Saved entries:
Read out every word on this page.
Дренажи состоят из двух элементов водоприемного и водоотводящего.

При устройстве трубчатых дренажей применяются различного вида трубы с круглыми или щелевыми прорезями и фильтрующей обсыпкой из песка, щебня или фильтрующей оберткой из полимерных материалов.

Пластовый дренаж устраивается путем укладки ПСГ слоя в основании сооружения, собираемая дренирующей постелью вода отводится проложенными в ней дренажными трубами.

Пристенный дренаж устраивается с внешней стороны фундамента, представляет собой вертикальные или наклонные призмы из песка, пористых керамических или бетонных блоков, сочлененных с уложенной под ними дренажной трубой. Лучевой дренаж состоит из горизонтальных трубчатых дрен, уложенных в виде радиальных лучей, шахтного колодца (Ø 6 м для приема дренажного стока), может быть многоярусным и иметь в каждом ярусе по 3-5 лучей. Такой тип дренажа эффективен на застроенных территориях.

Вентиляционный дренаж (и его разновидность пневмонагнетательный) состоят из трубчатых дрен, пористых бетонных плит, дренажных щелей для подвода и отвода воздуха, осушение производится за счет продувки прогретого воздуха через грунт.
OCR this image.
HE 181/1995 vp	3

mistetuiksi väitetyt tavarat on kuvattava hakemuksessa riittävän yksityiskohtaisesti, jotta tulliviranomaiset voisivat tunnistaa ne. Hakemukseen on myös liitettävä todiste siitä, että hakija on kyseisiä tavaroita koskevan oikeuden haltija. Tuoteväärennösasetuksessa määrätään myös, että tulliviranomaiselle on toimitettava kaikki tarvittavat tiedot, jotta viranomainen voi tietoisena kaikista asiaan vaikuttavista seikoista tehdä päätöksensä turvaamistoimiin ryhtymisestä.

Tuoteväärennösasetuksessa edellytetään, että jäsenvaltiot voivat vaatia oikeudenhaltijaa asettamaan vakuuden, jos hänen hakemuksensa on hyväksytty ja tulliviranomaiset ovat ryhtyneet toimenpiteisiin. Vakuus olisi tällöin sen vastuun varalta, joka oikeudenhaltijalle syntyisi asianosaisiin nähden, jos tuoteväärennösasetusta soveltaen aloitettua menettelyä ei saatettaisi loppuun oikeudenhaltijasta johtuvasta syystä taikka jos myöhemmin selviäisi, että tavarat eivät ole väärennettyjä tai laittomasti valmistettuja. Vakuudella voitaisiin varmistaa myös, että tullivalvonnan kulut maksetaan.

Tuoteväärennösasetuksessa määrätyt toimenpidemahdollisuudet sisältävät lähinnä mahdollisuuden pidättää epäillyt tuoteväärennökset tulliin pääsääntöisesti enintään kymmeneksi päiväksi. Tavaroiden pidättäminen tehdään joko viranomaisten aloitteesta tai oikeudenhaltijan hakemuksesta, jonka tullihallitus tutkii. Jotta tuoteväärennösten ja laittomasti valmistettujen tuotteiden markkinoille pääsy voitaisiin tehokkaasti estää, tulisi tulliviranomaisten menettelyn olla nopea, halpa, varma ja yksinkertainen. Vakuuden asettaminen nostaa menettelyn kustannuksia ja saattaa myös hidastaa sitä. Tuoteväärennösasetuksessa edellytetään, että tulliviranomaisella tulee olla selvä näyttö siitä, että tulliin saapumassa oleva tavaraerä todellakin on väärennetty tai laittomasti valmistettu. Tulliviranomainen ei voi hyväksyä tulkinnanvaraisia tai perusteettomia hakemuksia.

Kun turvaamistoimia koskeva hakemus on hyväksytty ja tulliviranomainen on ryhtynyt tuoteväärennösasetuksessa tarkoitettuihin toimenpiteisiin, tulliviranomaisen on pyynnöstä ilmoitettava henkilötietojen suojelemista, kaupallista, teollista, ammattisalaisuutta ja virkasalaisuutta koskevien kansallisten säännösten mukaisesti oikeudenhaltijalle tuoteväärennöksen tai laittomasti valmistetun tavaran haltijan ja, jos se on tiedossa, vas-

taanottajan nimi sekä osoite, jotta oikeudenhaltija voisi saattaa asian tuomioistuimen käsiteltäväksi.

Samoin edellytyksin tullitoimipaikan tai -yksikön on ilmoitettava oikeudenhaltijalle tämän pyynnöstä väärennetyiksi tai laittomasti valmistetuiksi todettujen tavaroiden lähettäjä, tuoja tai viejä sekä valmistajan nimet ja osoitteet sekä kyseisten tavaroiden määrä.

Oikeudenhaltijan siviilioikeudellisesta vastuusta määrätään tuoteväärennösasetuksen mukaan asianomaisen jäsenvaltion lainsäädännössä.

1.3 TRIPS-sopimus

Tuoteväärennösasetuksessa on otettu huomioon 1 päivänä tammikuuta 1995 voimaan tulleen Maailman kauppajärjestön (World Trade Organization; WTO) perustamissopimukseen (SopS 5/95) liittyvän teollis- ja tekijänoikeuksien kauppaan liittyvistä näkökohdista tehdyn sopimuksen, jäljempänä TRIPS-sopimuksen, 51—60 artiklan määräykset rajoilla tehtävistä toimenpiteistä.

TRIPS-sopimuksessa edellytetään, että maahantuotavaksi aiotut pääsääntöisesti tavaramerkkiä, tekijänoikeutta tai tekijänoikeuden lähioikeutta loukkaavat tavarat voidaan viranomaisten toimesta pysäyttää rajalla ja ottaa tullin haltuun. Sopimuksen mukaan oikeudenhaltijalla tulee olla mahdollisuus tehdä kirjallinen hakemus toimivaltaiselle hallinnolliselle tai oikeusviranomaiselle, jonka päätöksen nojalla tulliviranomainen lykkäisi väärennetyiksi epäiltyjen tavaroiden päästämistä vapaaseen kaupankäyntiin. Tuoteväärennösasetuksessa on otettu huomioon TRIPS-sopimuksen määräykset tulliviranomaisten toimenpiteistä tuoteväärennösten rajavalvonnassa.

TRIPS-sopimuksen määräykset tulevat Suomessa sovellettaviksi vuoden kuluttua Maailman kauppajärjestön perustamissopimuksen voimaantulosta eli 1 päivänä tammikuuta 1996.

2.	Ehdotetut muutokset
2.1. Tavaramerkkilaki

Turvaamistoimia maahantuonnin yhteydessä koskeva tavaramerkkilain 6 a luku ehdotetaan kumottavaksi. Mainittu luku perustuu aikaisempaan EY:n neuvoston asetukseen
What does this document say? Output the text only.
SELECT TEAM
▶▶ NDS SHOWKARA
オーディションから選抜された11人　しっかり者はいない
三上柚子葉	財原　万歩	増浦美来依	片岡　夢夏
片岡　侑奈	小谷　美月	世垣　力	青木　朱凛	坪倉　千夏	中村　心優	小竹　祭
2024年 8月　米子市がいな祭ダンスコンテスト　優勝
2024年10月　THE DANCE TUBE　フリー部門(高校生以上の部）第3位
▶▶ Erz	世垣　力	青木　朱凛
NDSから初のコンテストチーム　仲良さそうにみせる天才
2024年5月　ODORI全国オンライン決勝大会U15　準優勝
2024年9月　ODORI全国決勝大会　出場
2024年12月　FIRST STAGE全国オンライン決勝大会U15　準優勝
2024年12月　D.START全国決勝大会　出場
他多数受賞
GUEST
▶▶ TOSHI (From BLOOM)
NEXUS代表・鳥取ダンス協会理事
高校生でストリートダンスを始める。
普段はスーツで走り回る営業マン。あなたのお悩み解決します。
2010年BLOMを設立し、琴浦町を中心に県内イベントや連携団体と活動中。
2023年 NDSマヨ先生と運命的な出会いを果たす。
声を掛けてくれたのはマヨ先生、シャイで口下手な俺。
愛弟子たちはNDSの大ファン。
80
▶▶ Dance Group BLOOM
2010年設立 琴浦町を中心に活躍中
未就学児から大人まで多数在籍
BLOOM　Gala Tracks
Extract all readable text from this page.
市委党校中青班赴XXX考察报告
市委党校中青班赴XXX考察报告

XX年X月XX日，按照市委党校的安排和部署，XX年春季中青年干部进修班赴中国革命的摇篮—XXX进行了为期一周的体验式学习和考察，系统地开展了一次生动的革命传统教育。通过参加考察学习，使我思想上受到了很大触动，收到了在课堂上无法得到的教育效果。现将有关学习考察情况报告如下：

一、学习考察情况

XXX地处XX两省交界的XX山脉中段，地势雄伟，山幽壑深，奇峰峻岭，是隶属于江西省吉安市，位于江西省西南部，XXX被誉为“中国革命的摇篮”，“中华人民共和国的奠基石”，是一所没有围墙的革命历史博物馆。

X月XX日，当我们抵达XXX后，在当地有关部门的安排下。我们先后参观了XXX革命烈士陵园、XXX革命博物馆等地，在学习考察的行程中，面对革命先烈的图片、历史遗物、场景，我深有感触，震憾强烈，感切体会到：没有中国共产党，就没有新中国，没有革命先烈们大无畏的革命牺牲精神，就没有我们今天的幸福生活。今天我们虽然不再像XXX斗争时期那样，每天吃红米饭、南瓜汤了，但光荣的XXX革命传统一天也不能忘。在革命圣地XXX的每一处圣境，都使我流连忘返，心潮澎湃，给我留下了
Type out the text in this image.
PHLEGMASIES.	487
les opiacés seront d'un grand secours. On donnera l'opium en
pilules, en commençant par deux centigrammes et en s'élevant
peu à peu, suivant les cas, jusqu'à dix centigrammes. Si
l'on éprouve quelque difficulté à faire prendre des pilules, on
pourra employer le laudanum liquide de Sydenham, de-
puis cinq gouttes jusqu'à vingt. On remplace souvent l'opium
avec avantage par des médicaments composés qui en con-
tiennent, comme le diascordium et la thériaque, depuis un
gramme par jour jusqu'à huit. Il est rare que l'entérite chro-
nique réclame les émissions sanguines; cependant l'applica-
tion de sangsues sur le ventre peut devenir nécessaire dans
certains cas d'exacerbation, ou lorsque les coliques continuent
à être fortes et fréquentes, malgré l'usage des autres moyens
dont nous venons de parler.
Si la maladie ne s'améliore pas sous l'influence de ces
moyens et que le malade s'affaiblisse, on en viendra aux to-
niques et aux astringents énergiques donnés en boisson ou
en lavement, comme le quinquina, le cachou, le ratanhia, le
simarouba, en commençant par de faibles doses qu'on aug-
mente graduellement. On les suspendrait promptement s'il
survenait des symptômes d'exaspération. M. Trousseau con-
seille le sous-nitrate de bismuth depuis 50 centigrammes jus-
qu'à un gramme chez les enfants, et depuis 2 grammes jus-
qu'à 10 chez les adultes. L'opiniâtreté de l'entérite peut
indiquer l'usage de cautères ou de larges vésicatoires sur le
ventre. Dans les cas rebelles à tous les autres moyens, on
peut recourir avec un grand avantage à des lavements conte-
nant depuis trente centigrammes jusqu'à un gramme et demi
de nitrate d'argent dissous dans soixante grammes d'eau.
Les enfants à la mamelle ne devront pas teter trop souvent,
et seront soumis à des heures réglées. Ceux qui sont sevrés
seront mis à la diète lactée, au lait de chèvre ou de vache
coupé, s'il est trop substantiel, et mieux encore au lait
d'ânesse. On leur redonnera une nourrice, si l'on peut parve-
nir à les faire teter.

◆ STATED EXERCISE:
Extract every line of the records above that contains the word "kauppajärjestön".

◆ ANSWER TO THIS TASK:
Tuoteväärennösasetuksessa on otettu huomioon 1 päivänä tammikuuta 1995 voimaan tulleen Maailman kauppajärjestön (World Trade Organization; WTO) perustamissopimukseen (SopS 5/95) liittyvän teollis- ja tekijänoikeuksien kauppaan liittyvistä näkökohdista tehdyn sopimuksen, jäljempänä TRIPS-sopimuksen, 51—60 artiklan määräykset rajoilla tehtävistä toimenpiteistä.
TRIPS-sopimuksen määräykset tulevat Suomessa sovellettaviksi vuoden kuluttua Maailman kauppajärjestön perustamissopimuksen voimaantulosta eli 1 päivänä tammikuuta 1996.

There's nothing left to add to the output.